GIVEN REQUEST: Repeat all of the material exactly as given.

[Stored data]
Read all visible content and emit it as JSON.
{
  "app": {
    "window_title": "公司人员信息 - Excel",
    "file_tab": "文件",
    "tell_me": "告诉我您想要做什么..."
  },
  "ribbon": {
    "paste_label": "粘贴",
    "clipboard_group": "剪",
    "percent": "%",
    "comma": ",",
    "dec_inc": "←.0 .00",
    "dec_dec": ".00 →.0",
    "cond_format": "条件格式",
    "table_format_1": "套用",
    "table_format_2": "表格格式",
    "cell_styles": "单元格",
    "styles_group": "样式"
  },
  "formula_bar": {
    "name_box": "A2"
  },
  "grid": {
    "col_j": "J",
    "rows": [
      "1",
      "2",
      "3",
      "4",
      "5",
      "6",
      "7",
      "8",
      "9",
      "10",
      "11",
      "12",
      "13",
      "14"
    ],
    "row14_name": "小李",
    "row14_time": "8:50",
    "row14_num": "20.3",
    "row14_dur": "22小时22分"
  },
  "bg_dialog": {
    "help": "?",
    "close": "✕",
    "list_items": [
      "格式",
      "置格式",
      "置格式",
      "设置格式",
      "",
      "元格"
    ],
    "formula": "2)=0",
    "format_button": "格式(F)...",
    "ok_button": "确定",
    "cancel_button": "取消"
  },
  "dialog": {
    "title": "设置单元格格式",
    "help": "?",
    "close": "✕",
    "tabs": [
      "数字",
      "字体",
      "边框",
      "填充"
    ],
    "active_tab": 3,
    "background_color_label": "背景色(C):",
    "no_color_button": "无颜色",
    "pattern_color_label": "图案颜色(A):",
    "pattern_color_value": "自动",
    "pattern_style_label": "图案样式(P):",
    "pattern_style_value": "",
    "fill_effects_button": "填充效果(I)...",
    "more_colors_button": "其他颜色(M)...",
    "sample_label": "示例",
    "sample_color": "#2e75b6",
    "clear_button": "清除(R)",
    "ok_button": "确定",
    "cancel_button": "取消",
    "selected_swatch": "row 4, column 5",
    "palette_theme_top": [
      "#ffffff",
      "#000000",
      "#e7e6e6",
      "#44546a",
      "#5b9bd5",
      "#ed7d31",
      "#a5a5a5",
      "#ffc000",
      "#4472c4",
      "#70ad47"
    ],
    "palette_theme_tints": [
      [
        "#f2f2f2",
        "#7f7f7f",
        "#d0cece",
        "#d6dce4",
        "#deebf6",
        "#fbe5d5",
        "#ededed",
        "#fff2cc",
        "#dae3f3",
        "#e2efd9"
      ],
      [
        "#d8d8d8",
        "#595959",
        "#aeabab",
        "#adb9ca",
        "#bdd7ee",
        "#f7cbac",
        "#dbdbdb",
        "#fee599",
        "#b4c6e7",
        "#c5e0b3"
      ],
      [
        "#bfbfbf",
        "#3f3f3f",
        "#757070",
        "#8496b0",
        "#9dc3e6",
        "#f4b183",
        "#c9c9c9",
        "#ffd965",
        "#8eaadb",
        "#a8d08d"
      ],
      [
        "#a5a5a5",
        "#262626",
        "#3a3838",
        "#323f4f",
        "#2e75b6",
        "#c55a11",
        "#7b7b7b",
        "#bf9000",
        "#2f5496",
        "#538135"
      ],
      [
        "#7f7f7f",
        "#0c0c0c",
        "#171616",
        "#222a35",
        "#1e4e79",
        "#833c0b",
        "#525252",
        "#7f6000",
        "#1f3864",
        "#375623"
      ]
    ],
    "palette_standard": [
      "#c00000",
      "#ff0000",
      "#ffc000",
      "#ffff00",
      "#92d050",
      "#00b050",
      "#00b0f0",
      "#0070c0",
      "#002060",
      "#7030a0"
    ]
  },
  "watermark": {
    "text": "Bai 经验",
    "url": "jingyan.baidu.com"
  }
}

RESPONSE:
Read all visible content and emit it as JSON.
{
  "app": {
    "window_title": "公司人员信息 - Excel",
    "file_tab": "文件",
    "tell_me": "告诉我您想要做什么..."
  },
  "ribbon": {
    "paste_label": "粘贴",
    "clipboard_group": "剪",
    "percent": "%",
    "comma": ",",
    "dec_inc": "←.0 .00",
    "dec_dec": ".00 →.0",
    "cond_format": "条件格式",
    "table_format_1": "套用",
    "table_format_2": "表格格式",
    "cell_styles": "单元格",
    "styles_group": "样式"
  },
  "formula_bar": {
    "name_box": "A2"
  },
  "grid": {
    "col_j": "J",
    "rows": [
      "1",
      "2",
      "3",
      "4",
      "5",
      "6",
      "7",
      "8",
      "9",
      "10",
      "11",
      "12",
      "13",
      "14"
    ],
    "row14_name": "小李",
    "row14_time": "8:50",
    "row14_num": "20.3",
    "row14_dur": "22小时22分"
  },
  "bg_dialog": {
    "help": "?",
    "close": "✕",
    "list_items": [
      "格式",
      "置格式",
      "置格式",
      "设置格式",
      "",
      "元格"
    ],
    "formula": "2)=0",
    "format_button": "格式(F)...",
    "ok_button": "确定",
    "cancel_button": "取消"
  },
  "dialog": {
    "title": "设置单元格格式",
    "help": "?",
    "close": "✕",
    "tabs": [
      "数字",
      "字体",
      "边框",
      "填充"
    ],
    "active_tab": 3,
    "background_color_label": "背景色(C):",
    "no_color_button": "无颜色",
    "pattern_color_label": "图案颜色(A):",
    "pattern_color_value": "自动",
    "pattern_style_label": "图案样式(P):",
    "pattern_style_value": "",
    "fill_effects_button": "填充效果(I)...",
    "more_colors_button": "其他颜色(M)...",
    "sample_label": "示例",
    "sample_color": "#2e75b6",
    "clear_button": "清除(R)",
    "ok_button": "确定",
    "cancel_button": "取消",
    "selected_swatch": "row 4, column 5",
    "palette_theme_top": [
      "#ffffff",
      "#000000",
      "#e7e6e6",
      "#44546a",
      "#5b9bd5",
      "#ed7d31",
      "#a5a5a5",
      "#ffc000",
      "#4472c4",
      "#70ad47"
    ],
    "palette_theme_tints": [
      [
        "#f2f2f2",
        "#7f7f7f",
        "#d0cece",
        "#d6dce4",
        "#deebf6",
        "#fbe5d5",
        "#ededed",
        "#fff2cc",
        "#dae3f3",
        "#e2efd9"
      ],
      [
        "#d8d8d8",
        "#595959",
        "#aeabab",
        "#adb9ca",
        "#bdd7ee",
        "#f7cbac",
        "#dbdbdb",
        "#fee599",
        "#b4c6e7",
        "#c5e0b3"
      ],
      [
        "#bfbfbf",
        "#3f3f3f",
        "#757070",
        "#8496b0",
        "#9dc3e6",
        "#f4b183",
        "#c9c9c9",
        "#ffd965",
        "#8eaadb",
        "#a8d08d"
      ],
      [
        "#a5a5a5",
        "#262626",
        "#3a3838",
        "#323f4f",
        "#2e75b6",
        "#c55a11",
        "#7b7b7b",
        "#bf9000",
        "#2f5496",
        "#538135"
      ],
      [
        "#7f7f7f",
        "#0c0c0c",
        "#171616",
        "#222a35",
        "#1e4e79",
        "#833c0b",
        "#525252",
        "#7f6000",
        "#1f3864",
        "#375623"
      ]
    ],
    "palette_standard": [
      "#c00000",
      "#ff0000",
      "#ffc000",
      "#ffff00",
      "#92d050",
      "#00b050",
      "#00b0f0",
      "#0070c0",
      "#002060",
      "#7030a0"
    ]
  },
  "watermark": {
    "text": "Bai 经验",
    "url": "jingyan.baidu.com"
  }
}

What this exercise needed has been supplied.